EXERCISE OBJECTIVE:
In the data below, find each line containing the string "distribuzione" and return it.

Stored data:
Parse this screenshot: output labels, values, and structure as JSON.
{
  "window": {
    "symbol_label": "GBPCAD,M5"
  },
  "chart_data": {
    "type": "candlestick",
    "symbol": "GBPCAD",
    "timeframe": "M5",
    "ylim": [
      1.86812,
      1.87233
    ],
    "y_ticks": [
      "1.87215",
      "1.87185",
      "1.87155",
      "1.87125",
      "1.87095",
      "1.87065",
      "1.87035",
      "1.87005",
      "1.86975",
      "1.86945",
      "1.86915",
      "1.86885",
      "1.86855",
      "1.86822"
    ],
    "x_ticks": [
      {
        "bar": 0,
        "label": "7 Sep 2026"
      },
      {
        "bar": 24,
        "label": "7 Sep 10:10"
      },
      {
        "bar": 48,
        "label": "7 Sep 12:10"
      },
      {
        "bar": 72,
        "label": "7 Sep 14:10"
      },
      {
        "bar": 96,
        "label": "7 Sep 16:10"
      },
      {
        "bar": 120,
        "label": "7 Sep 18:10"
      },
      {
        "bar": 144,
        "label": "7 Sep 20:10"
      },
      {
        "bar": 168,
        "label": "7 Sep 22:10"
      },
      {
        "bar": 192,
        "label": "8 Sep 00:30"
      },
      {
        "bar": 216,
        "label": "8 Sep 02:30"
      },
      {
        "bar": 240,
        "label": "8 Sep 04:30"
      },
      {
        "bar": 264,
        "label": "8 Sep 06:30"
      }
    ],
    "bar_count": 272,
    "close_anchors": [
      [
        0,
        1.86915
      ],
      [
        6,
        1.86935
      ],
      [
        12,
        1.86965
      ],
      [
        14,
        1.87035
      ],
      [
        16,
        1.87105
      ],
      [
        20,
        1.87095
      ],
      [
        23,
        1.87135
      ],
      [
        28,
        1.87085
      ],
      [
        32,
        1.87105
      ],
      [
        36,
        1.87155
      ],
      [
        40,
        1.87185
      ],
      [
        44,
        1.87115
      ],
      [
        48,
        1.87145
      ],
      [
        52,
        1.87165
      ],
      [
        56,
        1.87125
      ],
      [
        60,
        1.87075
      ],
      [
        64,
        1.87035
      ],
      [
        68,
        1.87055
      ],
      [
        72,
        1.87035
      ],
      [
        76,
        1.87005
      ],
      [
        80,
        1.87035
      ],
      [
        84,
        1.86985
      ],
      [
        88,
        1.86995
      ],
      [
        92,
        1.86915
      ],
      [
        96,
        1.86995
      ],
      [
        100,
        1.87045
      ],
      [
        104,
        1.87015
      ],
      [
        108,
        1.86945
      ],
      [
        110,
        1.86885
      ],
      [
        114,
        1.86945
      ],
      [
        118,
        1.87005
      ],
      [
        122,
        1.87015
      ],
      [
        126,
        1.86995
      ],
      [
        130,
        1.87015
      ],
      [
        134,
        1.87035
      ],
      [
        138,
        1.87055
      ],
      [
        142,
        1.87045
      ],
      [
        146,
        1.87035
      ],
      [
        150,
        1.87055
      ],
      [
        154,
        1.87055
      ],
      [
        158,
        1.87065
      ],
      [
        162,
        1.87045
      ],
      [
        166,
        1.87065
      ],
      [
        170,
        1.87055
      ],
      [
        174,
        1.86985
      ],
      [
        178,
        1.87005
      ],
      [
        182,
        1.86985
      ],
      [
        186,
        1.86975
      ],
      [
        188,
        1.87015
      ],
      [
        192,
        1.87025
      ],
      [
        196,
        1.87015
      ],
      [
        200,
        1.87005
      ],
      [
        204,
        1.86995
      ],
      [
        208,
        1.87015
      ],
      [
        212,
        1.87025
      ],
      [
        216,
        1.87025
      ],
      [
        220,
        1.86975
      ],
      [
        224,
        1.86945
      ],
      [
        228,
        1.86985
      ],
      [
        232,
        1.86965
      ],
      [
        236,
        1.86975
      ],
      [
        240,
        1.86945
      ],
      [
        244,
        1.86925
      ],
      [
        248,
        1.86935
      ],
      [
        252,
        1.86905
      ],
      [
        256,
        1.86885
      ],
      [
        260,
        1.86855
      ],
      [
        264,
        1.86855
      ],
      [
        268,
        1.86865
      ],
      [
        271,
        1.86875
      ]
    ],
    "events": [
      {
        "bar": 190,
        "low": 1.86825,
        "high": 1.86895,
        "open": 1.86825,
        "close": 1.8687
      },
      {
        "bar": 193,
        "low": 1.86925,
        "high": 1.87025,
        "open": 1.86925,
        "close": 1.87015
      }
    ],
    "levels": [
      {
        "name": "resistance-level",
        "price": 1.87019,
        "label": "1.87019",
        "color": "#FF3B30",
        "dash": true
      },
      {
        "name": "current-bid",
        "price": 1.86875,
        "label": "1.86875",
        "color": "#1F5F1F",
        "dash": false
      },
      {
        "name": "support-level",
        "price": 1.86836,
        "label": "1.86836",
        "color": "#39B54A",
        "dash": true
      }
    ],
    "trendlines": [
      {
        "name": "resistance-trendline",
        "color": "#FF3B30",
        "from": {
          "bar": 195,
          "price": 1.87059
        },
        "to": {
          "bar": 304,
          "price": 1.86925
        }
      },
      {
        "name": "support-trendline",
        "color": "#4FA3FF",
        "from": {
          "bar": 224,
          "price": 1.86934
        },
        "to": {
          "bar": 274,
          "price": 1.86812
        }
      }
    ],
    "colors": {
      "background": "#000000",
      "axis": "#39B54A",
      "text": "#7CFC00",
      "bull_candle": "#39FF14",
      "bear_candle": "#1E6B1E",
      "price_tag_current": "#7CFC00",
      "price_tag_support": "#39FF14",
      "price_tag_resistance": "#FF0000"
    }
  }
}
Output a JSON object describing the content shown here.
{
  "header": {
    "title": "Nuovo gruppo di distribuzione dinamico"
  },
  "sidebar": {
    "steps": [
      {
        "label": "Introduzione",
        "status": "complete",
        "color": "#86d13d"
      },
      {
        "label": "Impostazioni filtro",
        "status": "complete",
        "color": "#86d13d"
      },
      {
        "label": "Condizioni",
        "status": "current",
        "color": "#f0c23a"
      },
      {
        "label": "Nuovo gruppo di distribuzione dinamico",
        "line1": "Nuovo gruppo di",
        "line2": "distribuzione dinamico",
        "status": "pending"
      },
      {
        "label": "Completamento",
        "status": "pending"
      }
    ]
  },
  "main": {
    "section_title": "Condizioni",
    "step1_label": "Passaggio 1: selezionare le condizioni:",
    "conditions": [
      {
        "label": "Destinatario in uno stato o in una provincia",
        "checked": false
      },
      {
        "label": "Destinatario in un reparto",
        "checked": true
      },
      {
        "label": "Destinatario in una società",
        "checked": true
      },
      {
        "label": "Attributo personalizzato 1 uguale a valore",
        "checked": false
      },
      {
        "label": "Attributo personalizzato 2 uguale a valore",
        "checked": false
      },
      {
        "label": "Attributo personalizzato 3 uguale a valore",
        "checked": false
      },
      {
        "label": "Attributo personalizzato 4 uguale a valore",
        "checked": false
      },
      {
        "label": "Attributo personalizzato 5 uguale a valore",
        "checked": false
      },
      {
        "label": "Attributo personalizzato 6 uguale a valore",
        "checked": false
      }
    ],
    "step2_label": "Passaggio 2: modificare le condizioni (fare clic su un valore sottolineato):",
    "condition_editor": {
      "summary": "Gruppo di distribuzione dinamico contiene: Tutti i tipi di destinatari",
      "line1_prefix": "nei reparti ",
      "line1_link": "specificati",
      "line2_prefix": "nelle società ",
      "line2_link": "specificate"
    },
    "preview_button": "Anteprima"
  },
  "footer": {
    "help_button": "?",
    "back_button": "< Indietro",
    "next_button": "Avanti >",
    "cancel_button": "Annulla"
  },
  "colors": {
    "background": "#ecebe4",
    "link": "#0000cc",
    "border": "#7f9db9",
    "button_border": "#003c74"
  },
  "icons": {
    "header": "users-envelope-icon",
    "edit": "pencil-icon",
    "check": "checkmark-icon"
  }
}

TASK ANSWER:
    "title": "Nuovo gruppo di distribuzione dinamico"
        "label": "Nuovo gruppo di distribuzione dinamico",
        "line2": "distribuzione dinamico",
      "summary": "Gruppo di distribuzione dinamico contiene: Tutti i tipi di destinatari",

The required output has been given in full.